EXERCISE AIM – Write the count of lines that contain the word "adjustment" and nothing else.

PROVIDED RECORDS –
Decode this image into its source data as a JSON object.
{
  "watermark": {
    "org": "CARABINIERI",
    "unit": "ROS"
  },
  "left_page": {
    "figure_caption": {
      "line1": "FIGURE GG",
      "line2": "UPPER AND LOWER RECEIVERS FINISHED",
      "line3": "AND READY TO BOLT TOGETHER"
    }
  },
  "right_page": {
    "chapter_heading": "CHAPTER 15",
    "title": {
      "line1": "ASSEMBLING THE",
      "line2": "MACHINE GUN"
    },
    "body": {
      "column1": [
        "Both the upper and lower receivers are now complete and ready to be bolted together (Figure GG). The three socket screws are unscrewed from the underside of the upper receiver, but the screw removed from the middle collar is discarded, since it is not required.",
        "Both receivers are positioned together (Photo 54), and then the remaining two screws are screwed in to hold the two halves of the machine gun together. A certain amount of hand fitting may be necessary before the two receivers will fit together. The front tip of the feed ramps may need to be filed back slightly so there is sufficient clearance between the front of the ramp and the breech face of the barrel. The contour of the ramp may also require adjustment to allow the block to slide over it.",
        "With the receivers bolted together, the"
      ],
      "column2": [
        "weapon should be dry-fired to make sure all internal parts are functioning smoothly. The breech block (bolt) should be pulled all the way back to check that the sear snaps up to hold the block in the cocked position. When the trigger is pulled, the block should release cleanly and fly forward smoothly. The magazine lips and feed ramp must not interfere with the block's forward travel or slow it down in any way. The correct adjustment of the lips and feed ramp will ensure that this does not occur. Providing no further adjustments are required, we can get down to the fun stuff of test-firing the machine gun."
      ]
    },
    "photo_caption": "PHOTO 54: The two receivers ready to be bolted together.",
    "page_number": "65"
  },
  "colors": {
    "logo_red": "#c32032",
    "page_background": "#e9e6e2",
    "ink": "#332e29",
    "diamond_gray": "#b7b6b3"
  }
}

FULL ANSWER – 2